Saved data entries
--*--

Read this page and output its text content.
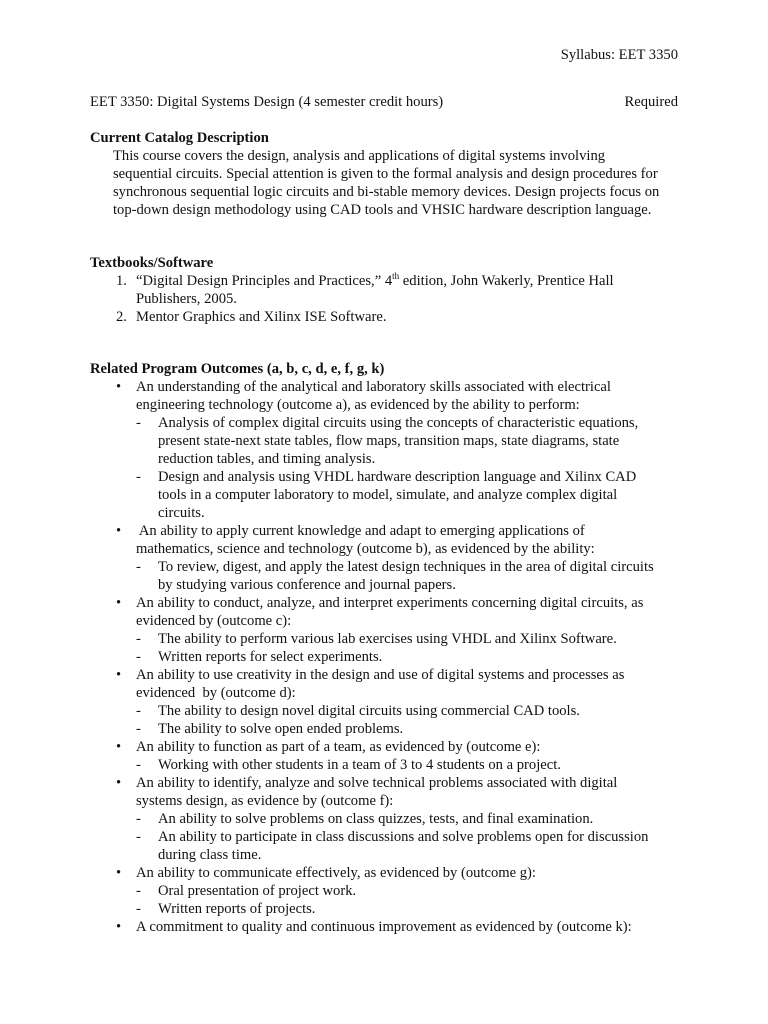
Syllabus: EET 3350
EET 3350: Digital Systems Design (4 semester credit hours)	Required
Current Catalog Description
This course covers the design, analysis and applications of digital systems involving
sequential circuits. Special attention is given to the formal analysis and design procedures for
synchronous sequential logic circuits and bi-stable memory devices. Design projects focus on
top-down design methodology using CAD tools and VHSIC hardware description language.
Textbooks/Software
1. “Digital Design Principles and Practices,” 4th edition, John Wakerly, Prentice Hall
Publishers, 2005.
2. Mentor Graphics and Xilinx ISE Software.
Related Program Outcomes (a, b, c, d, e, f, g, k)
• An understanding of the analytical and laboratory skills associated with electrical
engineering technology (outcome a), as evidenced by the ability to perform:
- Analysis of complex digital circuits using the concepts of characteristic equations,
present state-next state tables, flow maps, transition maps, state diagrams, state
reduction tables, and timing analysis.
- Design and analysis using VHDL hardware description language and Xilinx CAD
tools in a computer laboratory to model, simulate, and analyze complex digital
circuits.
• An ability to apply current knowledge and adapt to emerging applications of
mathematics, science and technology (outcome b), as evidenced by the ability:
- To review, digest, and apply the latest design techniques in the area of digital circuits
by studying various conference and journal papers.
• An ability to conduct, analyze, and interpret experiments concerning digital circuits, as
evidenced by (outcome c):
- The ability to perform various lab exercises using VHDL and Xilinx Software.
- Written reports for select experiments.
• An ability to use creativity in the design and use of digital systems and processes as
evidenced  by (outcome d):
- The ability to design novel digital circuits using commercial CAD tools.
- The ability to solve open ended problems.
• An ability to function as part of a team, as evidenced by (outcome e):
- Working with other students in a team of 3 to 4 students on a project.
• An ability to identify, analyze and solve technical problems associated with digital
systems design, as evidence by (outcome f):
- An ability to solve problems on class quizzes, tests, and final examination.
- An ability to participate in class discussions and solve problems open for discussion
during class time.
• An ability to communicate effectively, as evidenced by (outcome g):
- Oral presentation of project work.
- Written reports of projects.
• A commitment to quality and continuous improvement as evidenced by (outcome k):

--*--

- _EXERCISE DIRECTIONS_: Verbatim reproduction of every record is required; images are left out.

- _RESPONSE_:
Read this page and output its text content.
Syllabus: EET 3350
EET 3350: Digital Systems Design (4 semester credit hours)	Required
Current Catalog Description
This course covers the design, analysis and applications of digital systems involving
sequential circuits. Special attention is given to the formal analysis and design procedures for
synchronous sequential logic circuits and bi-stable memory devices. Design projects focus on
top-down design methodology using CAD tools and VHSIC hardware description language.
Textbooks/Software
1. “Digital Design Principles and Practices,” 4th edition, John Wakerly, Prentice Hall
Publishers, 2005.
2. Mentor Graphics and Xilinx ISE Software.
Related Program Outcomes (a, b, c, d, e, f, g, k)
• An understanding of the analytical and laboratory skills associated with electrical
engineering technology (outcome a), as evidenced by the ability to perform:
- Analysis of complex digital circuits using the concepts of characteristic equations,
present state-next state tables, flow maps, transition maps, state diagrams, state
reduction tables, and timing analysis.
- Design and analysis using VHDL hardware description language and Xilinx CAD
tools in a computer laboratory to model, simulate, and analyze complex digital
circuits.
• An ability to apply current knowledge and adapt to emerging applications of
mathematics, science and technology (outcome b), as evidenced by the ability:
- To review, digest, and apply the latest design techniques in the area of digital circuits
by studying various conference and journal papers.
• An ability to conduct, analyze, and interpret experiments concerning digital circuits, as
evidenced by (outcome c):
- The ability to perform various lab exercises using VHDL and Xilinx Software.
- Written reports for select experiments.
• An ability to use creativity in the design and use of digital systems and processes as
evidenced  by (outcome d):
- The ability to design novel digital circuits using commercial CAD tools.
- The ability to solve open ended problems.
• An ability to function as part of a team, as evidenced by (outcome e):
- Working with other students in a team of 3 to 4 students on a project.
• An ability to identify, analyze and solve technical problems associated with digital
systems design, as evidence by (outcome f):
- An ability to solve problems on class quizzes, tests, and final examination.
- An ability to participate in class discussions and solve problems open for discussion
during class time.
• An ability to communicate effectively, as evidenced by (outcome g):
- Oral presentation of project work.
- Written reports of projects.
• A commitment to quality and continuous improvement as evidenced by (outcome k):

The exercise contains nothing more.